▶ Available records:
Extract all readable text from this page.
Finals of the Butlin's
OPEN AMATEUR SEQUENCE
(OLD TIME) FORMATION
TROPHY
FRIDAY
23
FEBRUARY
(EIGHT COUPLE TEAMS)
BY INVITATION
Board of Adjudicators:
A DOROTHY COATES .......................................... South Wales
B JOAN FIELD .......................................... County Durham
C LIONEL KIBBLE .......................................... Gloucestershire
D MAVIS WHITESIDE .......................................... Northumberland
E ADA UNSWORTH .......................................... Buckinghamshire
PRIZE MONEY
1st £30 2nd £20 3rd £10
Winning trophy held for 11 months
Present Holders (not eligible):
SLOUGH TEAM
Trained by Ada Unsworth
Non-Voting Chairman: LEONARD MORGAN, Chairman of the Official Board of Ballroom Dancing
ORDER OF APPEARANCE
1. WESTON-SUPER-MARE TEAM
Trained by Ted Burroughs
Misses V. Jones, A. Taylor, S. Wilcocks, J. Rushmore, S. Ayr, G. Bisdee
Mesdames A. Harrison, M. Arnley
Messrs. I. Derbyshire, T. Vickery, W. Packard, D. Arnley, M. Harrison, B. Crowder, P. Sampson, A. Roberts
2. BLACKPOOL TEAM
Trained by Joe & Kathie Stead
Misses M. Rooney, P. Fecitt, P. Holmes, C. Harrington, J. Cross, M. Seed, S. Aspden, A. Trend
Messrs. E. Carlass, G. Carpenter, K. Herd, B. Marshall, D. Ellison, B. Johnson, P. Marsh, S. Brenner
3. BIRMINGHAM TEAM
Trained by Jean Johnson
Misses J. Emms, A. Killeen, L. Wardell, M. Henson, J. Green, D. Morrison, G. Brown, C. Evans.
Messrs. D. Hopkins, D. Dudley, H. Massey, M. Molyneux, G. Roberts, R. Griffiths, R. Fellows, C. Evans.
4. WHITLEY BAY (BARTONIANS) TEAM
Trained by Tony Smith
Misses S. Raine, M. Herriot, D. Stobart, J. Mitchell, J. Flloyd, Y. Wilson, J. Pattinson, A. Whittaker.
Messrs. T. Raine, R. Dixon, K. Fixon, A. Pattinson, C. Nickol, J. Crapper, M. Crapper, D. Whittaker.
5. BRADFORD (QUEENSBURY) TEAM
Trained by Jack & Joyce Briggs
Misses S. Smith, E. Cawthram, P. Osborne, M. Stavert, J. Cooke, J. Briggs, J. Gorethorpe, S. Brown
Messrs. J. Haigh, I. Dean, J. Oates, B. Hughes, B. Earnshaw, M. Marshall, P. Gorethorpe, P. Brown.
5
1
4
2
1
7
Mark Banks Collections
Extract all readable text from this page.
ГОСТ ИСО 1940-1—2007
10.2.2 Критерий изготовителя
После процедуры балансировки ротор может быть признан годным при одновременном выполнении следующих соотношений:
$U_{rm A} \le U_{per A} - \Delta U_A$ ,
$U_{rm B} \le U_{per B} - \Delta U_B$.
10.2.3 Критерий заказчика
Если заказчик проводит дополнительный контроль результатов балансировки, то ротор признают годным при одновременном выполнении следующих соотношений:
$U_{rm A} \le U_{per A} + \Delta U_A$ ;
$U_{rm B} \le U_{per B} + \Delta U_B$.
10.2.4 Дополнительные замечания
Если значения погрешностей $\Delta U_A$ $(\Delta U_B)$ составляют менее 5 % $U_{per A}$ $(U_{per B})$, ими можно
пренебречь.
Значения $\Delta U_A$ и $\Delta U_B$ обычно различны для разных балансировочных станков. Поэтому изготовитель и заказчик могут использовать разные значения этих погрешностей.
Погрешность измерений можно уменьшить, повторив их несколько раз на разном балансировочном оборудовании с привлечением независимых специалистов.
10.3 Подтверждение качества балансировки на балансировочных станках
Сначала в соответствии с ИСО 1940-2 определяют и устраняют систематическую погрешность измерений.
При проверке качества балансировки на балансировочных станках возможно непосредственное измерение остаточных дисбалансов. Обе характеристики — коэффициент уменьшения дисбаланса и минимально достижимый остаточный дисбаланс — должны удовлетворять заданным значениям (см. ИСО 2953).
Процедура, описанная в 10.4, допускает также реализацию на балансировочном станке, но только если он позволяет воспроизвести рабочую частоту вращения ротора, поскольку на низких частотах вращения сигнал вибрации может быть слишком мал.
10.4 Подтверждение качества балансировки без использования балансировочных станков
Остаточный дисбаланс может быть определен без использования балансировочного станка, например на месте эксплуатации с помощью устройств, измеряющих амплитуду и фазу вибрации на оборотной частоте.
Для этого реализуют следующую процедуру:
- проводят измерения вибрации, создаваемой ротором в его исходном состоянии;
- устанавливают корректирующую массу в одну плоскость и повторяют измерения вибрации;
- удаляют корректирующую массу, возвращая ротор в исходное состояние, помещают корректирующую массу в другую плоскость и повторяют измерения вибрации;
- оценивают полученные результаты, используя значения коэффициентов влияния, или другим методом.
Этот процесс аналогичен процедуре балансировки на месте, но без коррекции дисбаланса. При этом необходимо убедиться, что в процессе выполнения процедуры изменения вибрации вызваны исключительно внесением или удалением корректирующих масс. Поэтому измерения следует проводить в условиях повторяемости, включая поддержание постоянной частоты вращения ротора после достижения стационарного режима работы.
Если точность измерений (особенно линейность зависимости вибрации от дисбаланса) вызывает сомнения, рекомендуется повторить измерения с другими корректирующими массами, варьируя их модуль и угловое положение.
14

▶ What the task asks:
Retype every record above exactly as written.

▶ Task solution:
Extract all readable text from this page.
Finals of the Butlin's
OPEN AMATEUR SEQUENCE
(OLD TIME) FORMATION
TROPHY
FRIDAY
23
FEBRUARY
(EIGHT COUPLE TEAMS)
BY INVITATION
Board of Adjudicators:
A DOROTHY COATES .......................................... South Wales
B JOAN FIELD .......................................... County Durham
C LIONEL KIBBLE .......................................... Gloucestershire
D MAVIS WHITESIDE .......................................... Northumberland
E ADA UNSWORTH .......................................... Buckinghamshire
PRIZE MONEY
1st £30 2nd £20 3rd £10
Winning trophy held for 11 months
Present Holders (not eligible):
SLOUGH TEAM
Trained by Ada Unsworth
Non-Voting Chairman: LEONARD MORGAN, Chairman of the Official Board of Ballroom Dancing
ORDER OF APPEARANCE
1. WESTON-SUPER-MARE TEAM
Trained by Ted Burroughs
Misses V. Jones, A. Taylor, S. Wilcocks, J. Rushmore, S. Ayr, G. Bisdee
Mesdames A. Harrison, M. Arnley
Messrs. I. Derbyshire, T. Vickery, W. Packard, D. Arnley, M. Harrison, B. Crowder, P. Sampson, A. Roberts
2. BLACKPOOL TEAM
Trained by Joe & Kathie Stead
Misses M. Rooney, P. Fecitt, P. Holmes, C. Harrington, J. Cross, M. Seed, S. Aspden, A. Trend
Messrs. E. Carlass, G. Carpenter, K. Herd, B. Marshall, D. Ellison, B. Johnson, P. Marsh, S. Brenner
3. BIRMINGHAM TEAM
Trained by Jean Johnson
Misses J. Emms, A. Killeen, L. Wardell, M. Henson, J. Green, D. Morrison, G. Brown, C. Evans.
Messrs. D. Hopkins, D. Dudley, H. Massey, M. Molyneux, G. Roberts, R. Griffiths, R. Fellows, C. Evans.
4. WHITLEY BAY (BARTONIANS) TEAM
Trained by Tony Smith
Misses S. Raine, M. Herriot, D. Stobart, J. Mitchell, J. Flloyd, Y. Wilson, J. Pattinson, A. Whittaker.
Messrs. T. Raine, R. Dixon, K. Fixon, A. Pattinson, C. Nickol, J. Crapper, M. Crapper, D. Whittaker.
5. BRADFORD (QUEENSBURY) TEAM
Trained by Jack & Joyce Briggs
Misses S. Smith, E. Cawthram, P. Osborne, M. Stavert, J. Cooke, J. Briggs, J. Gorethorpe, S. Brown
Messrs. J. Haigh, I. Dean, J. Oates, B. Hughes, B. Earnshaw, M. Marshall, P. Gorethorpe, P. Brown.
5
1
4
2
1
7
Mark Banks Collections
Extract all readable text from this page.
ГОСТ ИСО 1940-1—2007
10.2.2 Критерий изготовителя
После процедуры балансировки ротор может быть признан годным при одновременном выполнении следующих соотношений:
$U_{rm A} \le U_{per A} - \Delta U_A$ ,
$U_{rm B} \le U_{per B} - \Delta U_B$.
10.2.3 Критерий заказчика
Если заказчик проводит дополнительный контроль результатов балансировки, то ротор признают годным при одновременном выполнении следующих соотношений:
$U_{rm A} \le U_{per A} + \Delta U_A$ ;
$U_{rm B} \le U_{per B} + \Delta U_B$.
10.2.4 Дополнительные замечания
Если значения погрешностей $\Delta U_A$ $(\Delta U_B)$ составляют менее 5 % $U_{per A}$ $(U_{per B})$, ими можно
пренебречь.
Значения $\Delta U_A$ и $\Delta U_B$ обычно различны для разных балансировочных станков. Поэтому изготовитель и заказчик могут использовать разные значения этих погрешностей.
Погрешность измерений можно уменьшить, повторив их несколько раз на разном балансировочном оборудовании с привлечением независимых специалистов.
10.3 Подтверждение качества балансировки на балансировочных станках
Сначала в соответствии с ИСО 1940-2 определяют и устраняют систематическую погрешность измерений.
При проверке качества балансировки на балансировочных станках возможно непосредственное измерение остаточных дисбалансов. Обе характеристики — коэффициент уменьшения дисбаланса и минимально достижимый остаточный дисбаланс — должны удовлетворять заданным значениям (см. ИСО 2953).
Процедура, описанная в 10.4, допускает также реализацию на балансировочном станке, но только если он позволяет воспроизвести рабочую частоту вращения ротора, поскольку на низких частотах вращения сигнал вибрации может быть слишком мал.
10.4 Подтверждение качества балансировки без использования балансировочных станков
Остаточный дисбаланс может быть определен без использования балансировочного станка, например на месте эксплуатации с помощью устройств, измеряющих амплитуду и фазу вибрации на оборотной частоте.
Для этого реализуют следующую процедуру:
- проводят измерения вибрации, создаваемой ротором в его исходном состоянии;
- устанавливают корректирующую массу в одну плоскость и повторяют измерения вибрации;
- удаляют корректирующую массу, возвращая ротор в исходное состояние, помещают корректирующую массу в другую плоскость и повторяют измерения вибрации;
- оценивают полученные результаты, используя значения коэффициентов влияния, или другим методом.
Этот процесс аналогичен процедуре балансировки на месте, но без коррекции дисбаланса. При этом необходимо убедиться, что в процессе выполнения процедуры изменения вибрации вызваны исключительно внесением или удалением корректирующих масс. Поэтому измерения следует проводить в условиях повторяемости, включая поддержание постоянной частоты вращения ротора после достижения стационарного режима работы.
Если точность измерений (особенно линейность зависимости вибрации от дисбаланса) вызывает сомнения, рекомендуется повторить измерения с другими корректирующими массами, варьируя их модуль и угловое положение.
14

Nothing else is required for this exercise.